Return the listing word for word, as given.

-.-.-

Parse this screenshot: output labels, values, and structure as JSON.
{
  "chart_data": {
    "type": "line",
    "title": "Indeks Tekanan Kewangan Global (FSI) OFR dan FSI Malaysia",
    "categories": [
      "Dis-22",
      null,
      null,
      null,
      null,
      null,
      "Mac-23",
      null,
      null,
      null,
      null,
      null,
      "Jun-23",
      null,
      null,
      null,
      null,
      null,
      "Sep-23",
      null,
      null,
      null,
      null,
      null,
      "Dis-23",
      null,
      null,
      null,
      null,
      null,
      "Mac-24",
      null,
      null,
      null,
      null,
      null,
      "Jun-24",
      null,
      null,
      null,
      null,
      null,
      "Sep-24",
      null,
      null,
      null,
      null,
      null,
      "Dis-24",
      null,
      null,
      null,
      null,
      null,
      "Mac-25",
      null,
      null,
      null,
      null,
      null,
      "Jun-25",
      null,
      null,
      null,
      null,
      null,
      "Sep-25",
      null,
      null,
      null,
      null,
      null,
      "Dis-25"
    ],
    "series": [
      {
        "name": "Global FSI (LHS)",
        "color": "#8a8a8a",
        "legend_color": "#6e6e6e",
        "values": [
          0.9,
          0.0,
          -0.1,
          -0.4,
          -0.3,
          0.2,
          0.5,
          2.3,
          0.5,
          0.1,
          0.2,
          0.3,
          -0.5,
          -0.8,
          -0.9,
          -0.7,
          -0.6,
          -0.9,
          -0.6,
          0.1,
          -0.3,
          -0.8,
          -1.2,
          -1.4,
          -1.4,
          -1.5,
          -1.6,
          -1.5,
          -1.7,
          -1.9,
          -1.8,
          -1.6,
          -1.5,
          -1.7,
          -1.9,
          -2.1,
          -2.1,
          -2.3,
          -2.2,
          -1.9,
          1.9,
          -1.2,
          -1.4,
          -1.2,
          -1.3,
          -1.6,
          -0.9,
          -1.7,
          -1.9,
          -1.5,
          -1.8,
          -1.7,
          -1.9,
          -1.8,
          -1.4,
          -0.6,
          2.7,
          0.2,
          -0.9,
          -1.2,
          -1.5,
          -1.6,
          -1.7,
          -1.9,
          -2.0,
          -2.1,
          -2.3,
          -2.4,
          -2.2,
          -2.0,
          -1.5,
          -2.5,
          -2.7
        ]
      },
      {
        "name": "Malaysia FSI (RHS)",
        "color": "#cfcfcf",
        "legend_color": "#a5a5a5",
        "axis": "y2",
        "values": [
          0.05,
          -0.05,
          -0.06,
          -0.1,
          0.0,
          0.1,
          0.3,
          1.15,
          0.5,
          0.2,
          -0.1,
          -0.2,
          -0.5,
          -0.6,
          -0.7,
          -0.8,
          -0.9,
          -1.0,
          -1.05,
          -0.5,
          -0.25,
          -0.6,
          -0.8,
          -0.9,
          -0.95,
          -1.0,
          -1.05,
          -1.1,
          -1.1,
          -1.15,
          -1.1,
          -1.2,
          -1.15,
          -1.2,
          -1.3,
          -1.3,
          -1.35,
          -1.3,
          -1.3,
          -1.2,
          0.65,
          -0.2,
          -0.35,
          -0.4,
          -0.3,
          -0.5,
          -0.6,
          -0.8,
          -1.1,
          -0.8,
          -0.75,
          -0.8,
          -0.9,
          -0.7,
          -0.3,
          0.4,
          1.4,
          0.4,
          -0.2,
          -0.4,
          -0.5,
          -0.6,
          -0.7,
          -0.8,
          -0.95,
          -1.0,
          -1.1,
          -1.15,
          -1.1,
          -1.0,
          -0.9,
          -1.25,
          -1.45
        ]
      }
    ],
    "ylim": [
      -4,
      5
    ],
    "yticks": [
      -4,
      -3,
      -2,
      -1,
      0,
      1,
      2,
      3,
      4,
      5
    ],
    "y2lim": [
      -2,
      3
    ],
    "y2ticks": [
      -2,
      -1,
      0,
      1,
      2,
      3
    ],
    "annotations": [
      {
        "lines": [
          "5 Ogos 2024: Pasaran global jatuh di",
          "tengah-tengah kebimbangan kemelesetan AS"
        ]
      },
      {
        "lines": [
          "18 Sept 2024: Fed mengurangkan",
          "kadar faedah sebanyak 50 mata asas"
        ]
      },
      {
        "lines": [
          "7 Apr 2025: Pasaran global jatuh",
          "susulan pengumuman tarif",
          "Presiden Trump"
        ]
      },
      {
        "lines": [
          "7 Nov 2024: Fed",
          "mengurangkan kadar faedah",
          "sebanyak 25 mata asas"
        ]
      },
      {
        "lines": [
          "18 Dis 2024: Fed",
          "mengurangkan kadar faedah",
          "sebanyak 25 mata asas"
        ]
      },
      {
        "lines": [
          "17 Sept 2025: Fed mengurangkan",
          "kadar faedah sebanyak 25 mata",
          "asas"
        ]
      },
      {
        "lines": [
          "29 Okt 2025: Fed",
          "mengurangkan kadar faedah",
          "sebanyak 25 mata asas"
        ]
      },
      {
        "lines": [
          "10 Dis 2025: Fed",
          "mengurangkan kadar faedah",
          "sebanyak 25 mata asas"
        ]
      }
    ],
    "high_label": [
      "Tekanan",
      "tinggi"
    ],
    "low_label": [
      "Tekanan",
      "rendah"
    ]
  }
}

-.-.-

# SOLUTION FOR THIS TASK
Parse this screenshot: output labels, values, and structure as JSON.
{
  "chart_data": {
    "type": "line",
    "title": "Indeks Tekanan Kewangan Global (FSI) OFR dan FSI Malaysia",
    "categories": [
      "Dis-22",
      null,
      null,
      null,
      null,
      null,
      "Mac-23",
      null,
      null,
      null,
      null,
      null,
      "Jun-23",
      null,
      null,
      null,
      null,
      null,
      "Sep-23",
      null,
      null,
      null,
      null,
      null,
      "Dis-23",
      null,
      null,
      null,
      null,
      null,
      "Mac-24",
      null,
      null,
      null,
      null,
      null,
      "Jun-24",
      null,
      null,
      null,
      null,
      null,
      "Sep-24",
      null,
      null,
      null,
      null,
      null,
      "Dis-24",
      null,
      null,
      null,
      null,
      null,
      "Mac-25",
      null,
      null,
      null,
      null,
      null,
      "Jun-25",
      null,
      null,
      null,
      null,
      null,
      "Sep-25",
      null,
      null,
      null,
      null,
      null,
      "Dis-25"
    ],
    "series": [
      {
        "name": "Global FSI (LHS)",
        "color": "#8a8a8a",
        "legend_color": "#6e6e6e",
        "values": [
          0.9,
          0.0,
          -0.1,
          -0.4,
          -0.3,
          0.2,
          0.5,
          2.3,
          0.5,
          0.1,
          0.2,
          0.3,
          -0.5,
          -0.8,
          -0.9,
          -0.7,
          -0.6,
          -0.9,
          -0.6,
          0.1,
          -0.3,
          -0.8,
          -1.2,
          -1.4,
          -1.4,
          -1.5,
          -1.6,
          -1.5,
          -1.7,
          -1.9,
          -1.8,
          -1.6,
          -1.5,
          -1.7,
          -1.9,
          -2.1,
          -2.1,
          -2.3,
          -2.2,
          -1.9,
          1.9,
          -1.2,
          -1.4,
          -1.2,
          -1.3,
          -1.6,
          -0.9,
          -1.7,
          -1.9,
          -1.5,
          -1.8,
          -1.7,
          -1.9,
          -1.8,
          -1.4,
          -0.6,
          2.7,
          0.2,
          -0.9,
          -1.2,
          -1.5,
          -1.6,
          -1.7,
          -1.9,
          -2.0,
          -2.1,
          -2.3,
          -2.4,
          -2.2,
          -2.0,
          -1.5,
          -2.5,
          -2.7
        ]
      },
      {
        "name": "Malaysia FSI (RHS)",
        "color": "#cfcfcf",
        "legend_color": "#a5a5a5",
        "axis": "y2",
        "values": [
          0.05,
          -0.05,
          -0.06,
          -0.1,
          0.0,
          0.1,
          0.3,
          1.15,
          0.5,
          0.2,
          -0.1,
          -0.2,
          -0.5,
          -0.6,
          -0.7,
          -0.8,
          -0.9,
          -1.0,
          -1.05,
          -0.5,
          -0.25,
          -0.6,
          -0.8,
          -0.9,
          -0.95,
          -1.0,
          -1.05,
          -1.1,
          -1.1,
          -1.15,
          -1.1,
          -1.2,
          -1.15,
          -1.2,
          -1.3,
          -1.3,
          -1.35,
          -1.3,
          -1.3,
          -1.2,
          0.65,
          -0.2,
          -0.35,
          -0.4,
          -0.3,
          -0.5,
          -0.6,
          -0.8,
          -1.1,
          -0.8,
          -0.75,
          -0.8,
          -0.9,
          -0.7,
          -0.3,
          0.4,
          1.4,
          0.4,
          -0.2,
          -0.4,
          -0.5,
          -0.6,
          -0.7,
          -0.8,
          -0.95,
          -1.0,
          -1.1,
          -1.15,
          -1.1,
          -1.0,
          -0.9,
          -1.25,
          -1.45
        ]
      }
    ],
    "ylim": [
      -4,
      5
    ],
    "yticks": [
      -4,
      -3,
      -2,
      -1,
      0,
      1,
      2,
      3,
      4,
      5
    ],
    "y2lim": [
      -2,
      3
    ],
    "y2ticks": [
      -2,
      -1,
      0,
      1,
      2,
      3
    ],
    "annotations": [
      {
        "lines": [
          "5 Ogos 2024: Pasaran global jatuh di",
          "tengah-tengah kebimbangan kemelesetan AS"
        ]
      },
      {
        "lines": [
          "18 Sept 2024: Fed mengurangkan",
          "kadar faedah sebanyak 50 mata asas"
        ]
      },
      {
        "lines": [
          "7 Apr 2025: Pasaran global jatuh",
          "susulan pengumuman tarif",
          "Presiden Trump"
        ]
      },
      {
        "lines": [
          "7 Nov 2024: Fed",
          "mengurangkan kadar faedah",
          "sebanyak 25 mata asas"
        ]
      },
      {
        "lines": [
          "18 Dis 2024: Fed",
          "mengurangkan kadar faedah",
          "sebanyak 25 mata asas"
        ]
      },
      {
        "lines": [
          "17 Sept 2025: Fed mengurangkan",
          "kadar faedah sebanyak 25 mata",
          "asas"
        ]
      },
      {
        "lines": [
          "29 Okt 2025: Fed",
          "mengurangkan kadar faedah",
          "sebanyak 25 mata asas"
        ]
      },
      {
        "lines": [
          "10 Dis 2025: Fed",
          "mengurangkan kadar faedah",
          "sebanyak 25 mata asas"
        ]
      }
    ],
    "high_label": [
      "Tekanan",
      "tinggi"
    ],
    "low_label": [
      "Tekanan",
      "rendah"
    ]
  }
}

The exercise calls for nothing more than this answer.